─── EXTRACTED RECORDS ───

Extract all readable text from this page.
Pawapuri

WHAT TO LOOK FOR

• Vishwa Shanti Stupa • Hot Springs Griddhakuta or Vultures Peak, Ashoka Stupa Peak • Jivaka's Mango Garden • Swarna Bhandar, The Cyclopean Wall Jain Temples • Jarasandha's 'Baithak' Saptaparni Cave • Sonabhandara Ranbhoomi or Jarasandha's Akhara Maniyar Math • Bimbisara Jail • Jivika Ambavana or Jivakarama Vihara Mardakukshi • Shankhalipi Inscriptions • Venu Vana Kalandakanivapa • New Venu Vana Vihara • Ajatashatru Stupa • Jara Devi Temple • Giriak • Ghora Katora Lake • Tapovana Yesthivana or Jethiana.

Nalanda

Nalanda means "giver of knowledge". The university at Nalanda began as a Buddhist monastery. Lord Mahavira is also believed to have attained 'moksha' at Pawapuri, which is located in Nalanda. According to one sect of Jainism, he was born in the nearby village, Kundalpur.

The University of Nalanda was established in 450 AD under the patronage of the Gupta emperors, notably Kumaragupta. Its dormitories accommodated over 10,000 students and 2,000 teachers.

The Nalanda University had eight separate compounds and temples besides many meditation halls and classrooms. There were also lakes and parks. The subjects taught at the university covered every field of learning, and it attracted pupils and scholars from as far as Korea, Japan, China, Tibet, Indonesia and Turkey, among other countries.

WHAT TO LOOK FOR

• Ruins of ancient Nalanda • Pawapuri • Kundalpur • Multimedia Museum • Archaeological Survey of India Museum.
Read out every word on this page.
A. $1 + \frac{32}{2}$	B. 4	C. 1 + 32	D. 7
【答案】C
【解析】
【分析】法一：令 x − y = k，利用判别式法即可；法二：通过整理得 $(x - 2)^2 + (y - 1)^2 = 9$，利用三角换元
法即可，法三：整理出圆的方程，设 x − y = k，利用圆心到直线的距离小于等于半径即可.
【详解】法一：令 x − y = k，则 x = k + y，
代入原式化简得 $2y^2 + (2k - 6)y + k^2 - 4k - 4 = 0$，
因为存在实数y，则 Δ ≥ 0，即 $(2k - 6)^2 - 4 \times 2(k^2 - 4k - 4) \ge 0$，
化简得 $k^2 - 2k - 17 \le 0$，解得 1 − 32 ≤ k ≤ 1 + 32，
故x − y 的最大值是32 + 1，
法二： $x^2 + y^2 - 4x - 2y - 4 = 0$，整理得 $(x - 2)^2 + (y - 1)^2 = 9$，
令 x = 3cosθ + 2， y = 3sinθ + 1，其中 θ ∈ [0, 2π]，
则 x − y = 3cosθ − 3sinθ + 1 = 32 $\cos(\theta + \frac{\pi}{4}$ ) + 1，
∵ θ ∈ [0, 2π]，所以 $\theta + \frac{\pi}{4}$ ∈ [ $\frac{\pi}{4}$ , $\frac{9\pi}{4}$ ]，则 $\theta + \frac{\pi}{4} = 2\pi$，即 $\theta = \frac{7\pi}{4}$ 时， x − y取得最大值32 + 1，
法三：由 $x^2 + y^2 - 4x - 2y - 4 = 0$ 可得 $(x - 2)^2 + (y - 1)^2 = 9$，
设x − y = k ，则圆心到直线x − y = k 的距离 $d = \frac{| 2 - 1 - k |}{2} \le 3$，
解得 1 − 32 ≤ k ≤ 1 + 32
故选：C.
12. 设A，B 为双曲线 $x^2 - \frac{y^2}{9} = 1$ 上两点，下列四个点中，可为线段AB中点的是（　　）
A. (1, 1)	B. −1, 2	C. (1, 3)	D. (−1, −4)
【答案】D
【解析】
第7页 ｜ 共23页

───

== AIM OF THE EXERCISE ==
All of the entries should be written out again exactly.

== RESULT OF THE TASK ==
Extract all readable text from this page.
Pawapuri

WHAT TO LOOK FOR

• Vishwa Shanti Stupa • Hot Springs Griddhakuta or Vultures Peak, Ashoka Stupa Peak • Jivaka's Mango Garden • Swarna Bhandar, The Cyclopean Wall Jain Temples • Jarasandha's 'Baithak' Saptaparni Cave • Sonabhandara Ranbhoomi or Jarasandha's Akhara Maniyar Math • Bimbisara Jail • Jivika Ambavana or Jivakarama Vihara Mardakukshi • Shankhalipi Inscriptions • Venu Vana Kalandakanivapa • New Venu Vana Vihara • Ajatashatru Stupa • Jara Devi Temple • Giriak • Ghora Katora Lake • Tapovana Yesthivana or Jethiana.

Nalanda

Nalanda means "giver of knowledge". The university at Nalanda began as a Buddhist monastery. Lord Mahavira is also believed to have attained 'moksha' at Pawapuri, which is located in Nalanda. According to one sect of Jainism, he was born in the nearby village, Kundalpur.

The University of Nalanda was established in 450 AD under the patronage of the Gupta emperors, notably Kumaragupta. Its dormitories accommodated over 10,000 students and 2,000 teachers.

The Nalanda University had eight separate compounds and temples besides many meditation halls and classrooms. There were also lakes and parks. The subjects taught at the university covered every field of learning, and it attracted pupils and scholars from as far as Korea, Japan, China, Tibet, Indonesia and Turkey, among other countries.

WHAT TO LOOK FOR

• Ruins of ancient Nalanda • Pawapuri • Kundalpur • Multimedia Museum • Archaeological Survey of India Museum.
Read out every word on this page.
A. $1 + \frac{32}{2}$	B. 4	C. 1 + 32	D. 7
【答案】C
【解析】
【分析】法一：令 x − y = k，利用判别式法即可；法二：通过整理得 $(x - 2)^2 + (y - 1)^2 = 9$，利用三角换元
法即可，法三：整理出圆的方程，设 x − y = k，利用圆心到直线的距离小于等于半径即可.
【详解】法一：令 x − y = k，则 x = k + y，
代入原式化简得 $2y^2 + (2k - 6)y + k^2 - 4k - 4 = 0$，
因为存在实数y，则 Δ ≥ 0，即 $(2k - 6)^2 - 4 \times 2(k^2 - 4k - 4) \ge 0$，
化简得 $k^2 - 2k - 17 \le 0$，解得 1 − 32 ≤ k ≤ 1 + 32，
故x − y 的最大值是32 + 1，
法二： $x^2 + y^2 - 4x - 2y - 4 = 0$，整理得 $(x - 2)^2 + (y - 1)^2 = 9$，
令 x = 3cosθ + 2， y = 3sinθ + 1，其中 θ ∈ [0, 2π]，
则 x − y = 3cosθ − 3sinθ + 1 = 32 $\cos(\theta + \frac{\pi}{4}$ ) + 1，
∵ θ ∈ [0, 2π]，所以 $\theta + \frac{\pi}{4}$ ∈ [ $\frac{\pi}{4}$ , $\frac{9\pi}{4}$ ]，则 $\theta + \frac{\pi}{4} = 2\pi$，即 $\theta = \frac{7\pi}{4}$ 时， x − y取得最大值32 + 1，
法三：由 $x^2 + y^2 - 4x - 2y - 4 = 0$ 可得 $(x - 2)^2 + (y - 1)^2 = 9$，
设x − y = k ，则圆心到直线x − y = k 的距离 $d = \frac{| 2 - 1 - k |}{2} \le 3$，
解得 1 − 32 ≤ k ≤ 1 + 32
故选：C.
12. 设A，B 为双曲线 $x^2 - \frac{y^2}{9} = 1$ 上两点，下列四个点中，可为线段AB中点的是（　　）
A. (1, 1)	B. −1, 2	C. (1, 3)	D. (−1, −4)
【答案】D
【解析】
第7页 ｜ 共23页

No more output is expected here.